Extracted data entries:
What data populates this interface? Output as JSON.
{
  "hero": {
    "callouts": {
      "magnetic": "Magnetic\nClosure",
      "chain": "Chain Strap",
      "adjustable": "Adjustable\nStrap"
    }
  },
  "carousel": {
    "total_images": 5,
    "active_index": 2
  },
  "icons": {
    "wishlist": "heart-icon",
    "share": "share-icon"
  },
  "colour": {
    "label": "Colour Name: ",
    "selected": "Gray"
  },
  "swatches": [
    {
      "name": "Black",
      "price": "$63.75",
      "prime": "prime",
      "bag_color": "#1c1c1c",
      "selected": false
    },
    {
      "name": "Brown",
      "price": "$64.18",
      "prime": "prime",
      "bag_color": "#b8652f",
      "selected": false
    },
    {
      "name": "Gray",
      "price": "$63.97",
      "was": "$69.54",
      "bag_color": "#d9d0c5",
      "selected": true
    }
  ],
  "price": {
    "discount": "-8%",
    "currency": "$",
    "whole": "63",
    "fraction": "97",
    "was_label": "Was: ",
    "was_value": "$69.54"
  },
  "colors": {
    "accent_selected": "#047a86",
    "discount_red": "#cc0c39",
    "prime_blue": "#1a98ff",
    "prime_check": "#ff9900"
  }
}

- [What the exercise asks]
Give every line of the material again, exactly as it reads.

- [Answer below]
What data populates this interface? Output as JSON.
{
  "hero": {
    "callouts": {
      "magnetic": "Magnetic\nClosure",
      "chain": "Chain Strap",
      "adjustable": "Adjustable\nStrap"
    }
  },
  "carousel": {
    "total_images": 5,
    "active_index": 2
  },
  "icons": {
    "wishlist": "heart-icon",
    "share": "share-icon"
  },
  "colour": {
    "label": "Colour Name: ",
    "selected": "Gray"
  },
  "swatches": [
    {
      "name": "Black",
      "price": "$63.75",
      "prime": "prime",
      "bag_color": "#1c1c1c",
      "selected": false
    },
    {
      "name": "Brown",
      "price": "$64.18",
      "prime": "prime",
      "bag_color": "#b8652f",
      "selected": false
    },
    {
      "name": "Gray",
      "price": "$63.97",
      "was": "$69.54",
      "bag_color": "#d9d0c5",
      "selected": true
    }
  ],
  "price": {
    "discount": "-8%",
    "currency": "$",
    "whole": "63",
    "fraction": "97",
    "was_label": "Was: ",
    "was_value": "$69.54"
  },
  "colors": {
    "accent_selected": "#047a86",
    "discount_red": "#cc0c39",
    "prime_blue": "#1a98ff",
    "prime_check": "#ff9900"
  }
}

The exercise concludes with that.